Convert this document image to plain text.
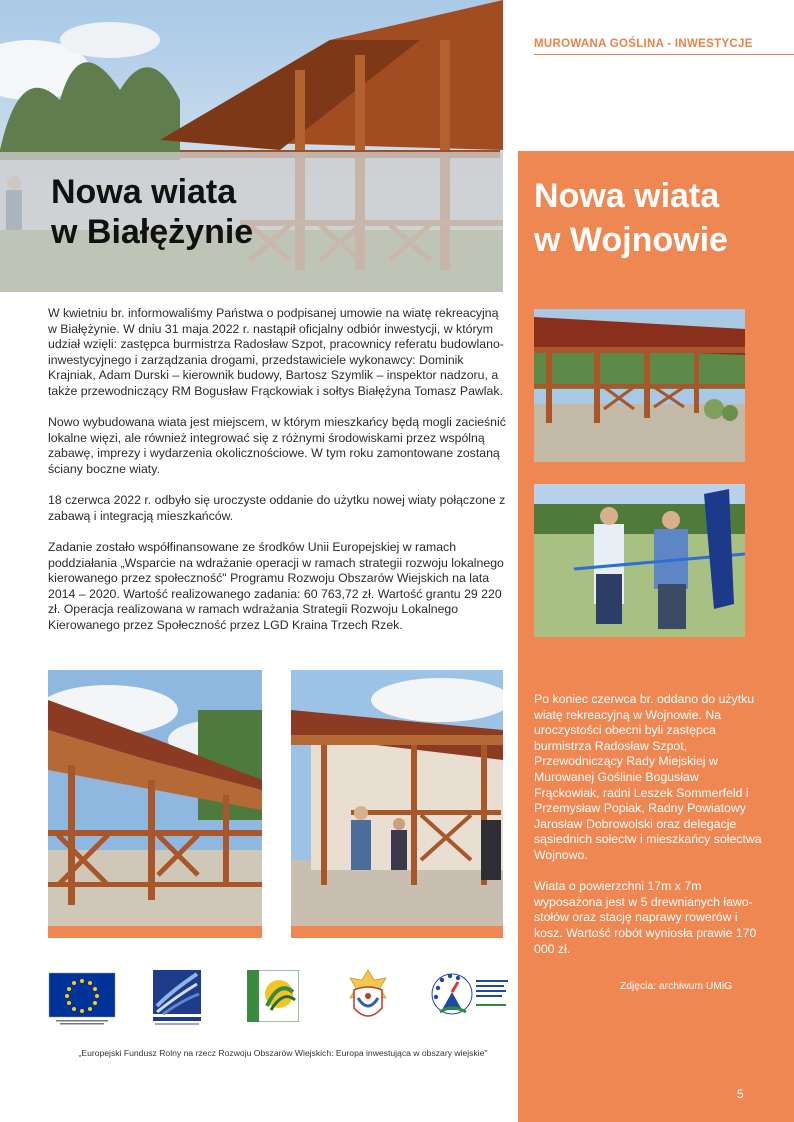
Nowa wiata
w Białężynie
MUROWANA GOŚLINA - INWESTYCJE

W kwietniu br. informowaliśmy Państwa o podpisanej umowie na wiatę rekreacyjną w Białężynie. W dniu 31 maja 2022 r. nastąpił oficjalny odbiór inwestycji, w którym udział wzięli: zastępca burmistrza Radosław Szpot, pracownicy referatu budowlano-inwestycyjnego i zarządzania drogami, przedstawiciele wykonawcy: Dominik Krajniak, Adam Durski – kierownik budowy, Bartosz Szymlik – inspektor nadzoru, a także przewodniczący RM Bogusław Frąckowiak i sołtys Białężyna Tomasz Pawlak.

Nowo wybudowana wiata jest miejscem, w którym mieszkańcy będą mogli zacieśnić lokalne więzi, ale również integrować się z różnymi środowiskami przez wspólną zabawę, imprezy i wydarzenia okolicznościowe. W tym roku zamontowane zostaną ściany boczne wiaty.

18 czerwca 2022 r. odbyło się uroczyste oddanie do użytku nowej wiaty połączone z zabawą i integracją mieszkańców.

Zadanie zostało współfinansowane ze środków Unii Europejskiej w ramach poddziałania „Wsparcie na wdrażanie operacji w ramach strategii rozwoju lokalnego kierowanego przez społeczność" Programu Rozwoju Obszarów Wiejskich na lata 2014 – 2020. Wartość realizowanego zadania: 60 763,72 zł. Wartość grantu 29 220 zł. Operacja realizowana w ramach wdrażania Strategii Rozwoju Lokalnego Kierowanego przez Społeczność przez LGD Kraina Trzech Rzek.

„Europejski Fundusz Rolny na rzecz Rozwoju Obszarów Wiejskich: Europa inwestująca w obszary wiejskie"
Nowa wiata
w Wojnowie

Po koniec czerwca br. oddano do użytku wiatę rekreacyjną w Wojnowie. Na uroczystości obecni byli zastępca burmistrza Radosław Szpot, Przewodniczący Rady Miejskiej w Murowanej Goślinie Bogusław Frąckowiak, radni Leszek Sommerfeld i Przemysław Popiak, Radny Powiatowy Jarosław Dobrowolski oraz delegacje sąsiednich sołectw i mieszkańcy sołectwa Wojnowo.

Wiata o powierzchni 17m x 7m wyposażona jest w 5 drewnianych ławo-stołów oraz stację naprawy rowerów i kosz. Wartość robót wyniosła prawie 170 000 zł.

Zdjęcia: archiwum UMiG
5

- **THE REQUEST**
Exclude every picture and copy the remaining data exactly.

- **RESPONSE TO THIS TASK**
Convert this document image to plain text.
Nowa wiata
w Białężynie
MUROWANA GOŚLINA - INWESTYCJE

W kwietniu br. informowaliśmy Państwa o podpisanej umowie na wiatę rekreacyjną w Białężynie. W dniu 31 maja 2022 r. nastąpił oficjalny odbiór inwestycji, w którym udział wzięli: zastępca burmistrza Radosław Szpot, pracownicy referatu budowlano-inwestycyjnego i zarządzania drogami, przedstawiciele wykonawcy: Dominik Krajniak, Adam Durski – kierownik budowy, Bartosz Szymlik – inspektor nadzoru, a także przewodniczący RM Bogusław Frąckowiak i sołtys Białężyna Tomasz Pawlak.

Nowo wybudowana wiata jest miejscem, w którym mieszkańcy będą mogli zacieśnić lokalne więzi, ale również integrować się z różnymi środowiskami przez wspólną zabawę, imprezy i wydarzenia okolicznościowe. W tym roku zamontowane zostaną ściany boczne wiaty.

18 czerwca 2022 r. odbyło się uroczyste oddanie do użytku nowej wiaty połączone z zabawą i integracją mieszkańców.

Zadanie zostało współfinansowane ze środków Unii Europejskiej w ramach poddziałania „Wsparcie na wdrażanie operacji w ramach strategii rozwoju lokalnego kierowanego przez społeczność" Programu Rozwoju Obszarów Wiejskich na lata 2014 – 2020. Wartość realizowanego zadania: 60 763,72 zł. Wartość grantu 29 220 zł. Operacja realizowana w ramach wdrażania Strategii Rozwoju Lokalnego Kierowanego przez Społeczność przez LGD Kraina Trzech Rzek.

„Europejski Fundusz Rolny na rzecz Rozwoju Obszarów Wiejskich: Europa inwestująca w obszary wiejskie"
Nowa wiata
w Wojnowie

Po koniec czerwca br. oddano do użytku wiatę rekreacyjną w Wojnowie. Na uroczystości obecni byli zastępca burmistrza Radosław Szpot, Przewodniczący Rady Miejskiej w Murowanej Goślinie Bogusław Frąckowiak, radni Leszek Sommerfeld i Przemysław Popiak, Radny Powiatowy Jarosław Dobrowolski oraz delegacje sąsiednich sołectw i mieszkańcy sołectwa Wojnowo.

Wiata o powierzchni 17m x 7m wyposażona jest w 5 drewnianych ławo-stołów oraz stację naprawy rowerów i kosz. Wartość robót wyniosła prawie 170 000 zł.

Zdjęcia: archiwum UMiG
5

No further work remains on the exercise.